* DOCUMENT SEGMENT:
A prospective 20-year reassessment of the 196 (out of 268) former Harvard College sophomores who survived until age 70. Begun in 1939 the Study gathered measurements of childhood environment, dominant personality traits, and objective mental and physical health over time, smoking in pack years, alcohol abuse and depression. Questionnaires were obtained every two years and physical exams every five years. Cognitive status was assessed at ages 80, 85 and 90.

Results

Despite addressing a wide variety health, behavioral and social factors over the lifespan, we observed few predictors with strong association with either intact cognition at age 90 (n = 40) or dementia (n = 44). Univariate analysis revealed seven suggestive predictors of intact cognition at age 90 or of dementia: warm childhood relationship with mother, exercise at age 60, high maternal education, young age of mother at subject’s birth, low BMI, good physical health at 60, and late retirement. Only the first 3 variables: warm childhood relationship with mother, exercise at age 60, and high maternal education remained significant with logistic regression.

Conclusions

In this prospective study of long-lived, highly educated men several well-known putative predictors of AD did not distinguish those who over the next 20 years developed dementia from those with unimpaired cognition until age 90.

Keywords: Longitudinal, Prospective, Dementia, Alzheimer Disease, Risk Factors, Cognitive Reserve, MCI

The factors leading to the development of clinical dementia remain puzzling. Of seven major factors commonly associated with Alzheimer’s disease (AD): diabetes, midlife hypertension, smoking, depression, low educational attainment, cognitive inactivity, and physical inactivity (Barnes and Yaffe 2011), none have been consistently identified by prospective studies to play a causal role in AD. One reason for debate is the lack of multi-decade studies. Shorter, decade-long prospective studies (Bennett et al 2005, Albert et al 1995, Kawas et al 2000) can produce unreliable solutions, which may confuse association with cause. For example, are depression and diminished physical and intellectual activity causes of dementia or are they premonitory symptoms?

A second reason for debate is the absence of autopsy examination. Most of these seven risk factors for AD, compellingly documented in the review by Barnes and Yaffe, have a known causal effect on small vessel disease. To claim causal attribution of these risk factors to AD arises from the fact that clinical dementia correlates only modestly with autopsy evidence of either AD or small vessel pathology alone (MRC CFAS 2001, Schneider et al 2007, Riley et al 2002). Rather, dementia is much more likely to occur when small vessel disease and amyloid plaques and tau tangles occur together making an either/or diagnosis uncertain. This suggests that the alleged predictors of AD may actually be predicting dementia partially due to small vessel disease (de la Torre, 2013). In addition, longitudinal studies like the Nun Study (Snowdon 1997) and the Rush Memory and Aging Project (Bennett et al 2005) have provided dramatic case studies reflecting discrepancies between Braak Staging of AD neuropathology and severity of dementia.

* WHAT IS NEEDED: Continue the study report on predictors of dementia in aging Harvard men, starting after its last sentence.

* EXTRACTED MATERIAL:

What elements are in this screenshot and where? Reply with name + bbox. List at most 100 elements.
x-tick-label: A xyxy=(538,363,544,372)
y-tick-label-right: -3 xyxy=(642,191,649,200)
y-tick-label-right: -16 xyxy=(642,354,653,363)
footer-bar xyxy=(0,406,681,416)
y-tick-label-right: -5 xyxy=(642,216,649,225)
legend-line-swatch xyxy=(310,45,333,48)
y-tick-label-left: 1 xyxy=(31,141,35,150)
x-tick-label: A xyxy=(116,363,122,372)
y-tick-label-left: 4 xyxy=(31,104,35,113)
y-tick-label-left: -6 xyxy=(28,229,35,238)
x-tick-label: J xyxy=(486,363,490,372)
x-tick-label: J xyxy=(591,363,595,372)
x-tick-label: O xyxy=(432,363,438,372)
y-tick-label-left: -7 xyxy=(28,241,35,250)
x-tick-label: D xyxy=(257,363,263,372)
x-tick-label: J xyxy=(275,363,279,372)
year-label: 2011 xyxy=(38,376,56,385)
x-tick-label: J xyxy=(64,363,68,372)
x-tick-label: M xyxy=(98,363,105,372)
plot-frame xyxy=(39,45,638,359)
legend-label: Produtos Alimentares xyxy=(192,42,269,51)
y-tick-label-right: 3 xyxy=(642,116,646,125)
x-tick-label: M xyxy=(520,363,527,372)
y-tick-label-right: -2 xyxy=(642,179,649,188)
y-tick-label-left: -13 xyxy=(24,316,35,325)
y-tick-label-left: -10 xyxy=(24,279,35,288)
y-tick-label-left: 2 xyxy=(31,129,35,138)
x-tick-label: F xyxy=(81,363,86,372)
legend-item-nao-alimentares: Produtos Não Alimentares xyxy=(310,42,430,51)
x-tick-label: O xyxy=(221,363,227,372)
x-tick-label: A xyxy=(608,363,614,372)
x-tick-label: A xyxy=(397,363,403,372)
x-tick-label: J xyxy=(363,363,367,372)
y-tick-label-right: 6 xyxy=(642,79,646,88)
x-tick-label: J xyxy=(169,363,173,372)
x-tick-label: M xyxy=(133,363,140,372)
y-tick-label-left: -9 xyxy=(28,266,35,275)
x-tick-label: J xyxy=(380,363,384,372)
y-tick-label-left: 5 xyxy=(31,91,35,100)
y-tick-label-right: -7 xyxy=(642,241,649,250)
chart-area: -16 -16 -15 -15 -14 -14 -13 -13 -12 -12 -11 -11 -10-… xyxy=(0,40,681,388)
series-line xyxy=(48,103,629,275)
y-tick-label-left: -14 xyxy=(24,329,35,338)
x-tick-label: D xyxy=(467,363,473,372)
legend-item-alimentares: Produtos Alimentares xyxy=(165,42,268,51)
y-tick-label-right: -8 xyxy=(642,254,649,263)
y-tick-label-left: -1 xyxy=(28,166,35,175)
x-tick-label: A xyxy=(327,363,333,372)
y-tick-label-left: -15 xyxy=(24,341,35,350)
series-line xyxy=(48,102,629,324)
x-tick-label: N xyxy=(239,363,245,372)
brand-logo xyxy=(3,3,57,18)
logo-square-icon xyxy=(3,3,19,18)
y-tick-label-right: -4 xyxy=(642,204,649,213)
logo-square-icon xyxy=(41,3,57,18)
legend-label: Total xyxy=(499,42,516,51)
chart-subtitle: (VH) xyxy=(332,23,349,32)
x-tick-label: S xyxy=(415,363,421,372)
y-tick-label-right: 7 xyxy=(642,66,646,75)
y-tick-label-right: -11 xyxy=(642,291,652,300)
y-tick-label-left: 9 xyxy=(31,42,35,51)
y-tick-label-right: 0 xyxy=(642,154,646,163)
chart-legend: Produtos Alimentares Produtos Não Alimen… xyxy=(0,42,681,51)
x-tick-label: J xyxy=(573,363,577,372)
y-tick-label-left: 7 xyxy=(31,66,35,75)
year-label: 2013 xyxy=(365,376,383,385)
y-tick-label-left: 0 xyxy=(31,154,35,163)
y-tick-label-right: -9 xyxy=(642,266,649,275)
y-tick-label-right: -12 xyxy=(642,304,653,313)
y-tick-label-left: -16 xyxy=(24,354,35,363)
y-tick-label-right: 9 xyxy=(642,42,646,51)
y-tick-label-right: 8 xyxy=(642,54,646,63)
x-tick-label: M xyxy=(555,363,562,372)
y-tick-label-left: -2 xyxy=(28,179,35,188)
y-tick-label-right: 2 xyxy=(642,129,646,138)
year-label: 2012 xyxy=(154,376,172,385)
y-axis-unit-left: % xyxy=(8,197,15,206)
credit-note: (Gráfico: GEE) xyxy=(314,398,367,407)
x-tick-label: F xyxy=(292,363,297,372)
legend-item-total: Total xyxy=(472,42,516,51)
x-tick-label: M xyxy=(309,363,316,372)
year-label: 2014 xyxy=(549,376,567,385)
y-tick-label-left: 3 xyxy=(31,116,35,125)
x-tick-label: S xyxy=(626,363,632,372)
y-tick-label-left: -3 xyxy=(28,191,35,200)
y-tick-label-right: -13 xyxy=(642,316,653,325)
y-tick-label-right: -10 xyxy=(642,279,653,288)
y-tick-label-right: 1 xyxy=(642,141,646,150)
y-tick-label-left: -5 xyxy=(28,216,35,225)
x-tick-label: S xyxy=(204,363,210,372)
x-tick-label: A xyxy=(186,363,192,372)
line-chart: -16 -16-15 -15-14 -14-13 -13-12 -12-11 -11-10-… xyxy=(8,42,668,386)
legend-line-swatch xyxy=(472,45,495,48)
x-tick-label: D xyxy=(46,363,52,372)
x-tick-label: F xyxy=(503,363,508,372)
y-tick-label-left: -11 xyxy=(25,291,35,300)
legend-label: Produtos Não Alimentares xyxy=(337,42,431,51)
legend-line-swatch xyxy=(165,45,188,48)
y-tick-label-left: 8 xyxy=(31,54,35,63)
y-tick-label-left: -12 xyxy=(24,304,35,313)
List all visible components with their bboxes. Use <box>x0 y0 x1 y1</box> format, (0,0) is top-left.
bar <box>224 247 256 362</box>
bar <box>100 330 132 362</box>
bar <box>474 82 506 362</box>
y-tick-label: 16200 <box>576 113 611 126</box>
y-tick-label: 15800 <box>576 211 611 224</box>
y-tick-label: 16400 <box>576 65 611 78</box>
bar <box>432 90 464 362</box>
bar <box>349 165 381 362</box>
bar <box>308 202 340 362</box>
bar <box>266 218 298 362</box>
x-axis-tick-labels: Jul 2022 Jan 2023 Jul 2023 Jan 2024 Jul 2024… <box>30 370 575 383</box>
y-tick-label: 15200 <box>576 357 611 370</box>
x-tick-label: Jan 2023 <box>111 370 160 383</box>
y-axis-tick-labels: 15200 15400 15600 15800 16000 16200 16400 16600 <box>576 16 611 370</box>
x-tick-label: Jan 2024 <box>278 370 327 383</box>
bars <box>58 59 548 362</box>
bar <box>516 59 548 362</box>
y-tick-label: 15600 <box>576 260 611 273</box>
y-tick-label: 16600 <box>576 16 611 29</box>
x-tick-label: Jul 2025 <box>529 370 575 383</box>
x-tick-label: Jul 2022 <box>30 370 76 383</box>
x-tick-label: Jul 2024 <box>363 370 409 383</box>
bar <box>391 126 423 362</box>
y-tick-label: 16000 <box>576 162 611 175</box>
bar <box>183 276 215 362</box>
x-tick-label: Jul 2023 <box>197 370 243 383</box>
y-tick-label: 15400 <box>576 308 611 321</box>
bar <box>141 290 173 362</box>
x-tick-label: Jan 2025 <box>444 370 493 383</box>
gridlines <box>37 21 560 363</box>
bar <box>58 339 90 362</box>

* EXERCISE RESULT:
Our study uses 70 years of prospectively collected longitudinal data to examine the environmental predictors of sustained intact cognition and of dementia by age 90. The value of our study lies in the fact that due to high education (76% attended graduate school) and social class, our sample is unusually long-lived and had less than the expected number of risk factors for early vascular disease. (U.S. Census data reveals that the 30% survival at 90 of the original 268 men in our Study was roughly 10 times the expected proportion for white men born in 1920. (National Vital Statistics Reports 2007). When the Study members were contrasted to an Inner City comparison group (Vaillant 2002), both vascular risk factors and mortality (10 years difference) differed significantly. The Inner City men manifested diabetes, a BMI > 29, and heavy smoking (40+ pack-years) three times more frequently than our Study sample and a diastolic blood pressure at age 50 >89 mm hg twice as often.

The present report is of the 196 College men (out of an original cohort of 268) who survived until age 70—when the first Study members developed dementia—and who have been followed prospectively every two years from adolescence until death or age 90 (Vaillant 2002, Vaillant 2012). First, the Study provides a means of addressing many of the cart/horse temporality directionality questions related to the environmental contributions to dementia. Second, because of the cohort’s relatively low prevalence of vascular risk factors, it is possible to question whether these are not risk factors for vascular dementia rather than AD. Third, the long follow-up permits examination of childhood risk factors for dementia. Admittedly, due to its small numbers and selected cohort, our study will only be hypothesis generating.

METHODS

Subjects

The Study of Adult Development (Vaillant 1977) originally consisted of 268 Caucasian sophomore males at Harvard University (born circa 1920) drawn from the graduating classes of 1940–1944. Selection criteria included the absence of known physical and mental illness and a satisfactory scholastic admission record. Fifty percent of the men were on scholarship and/or had to work during college.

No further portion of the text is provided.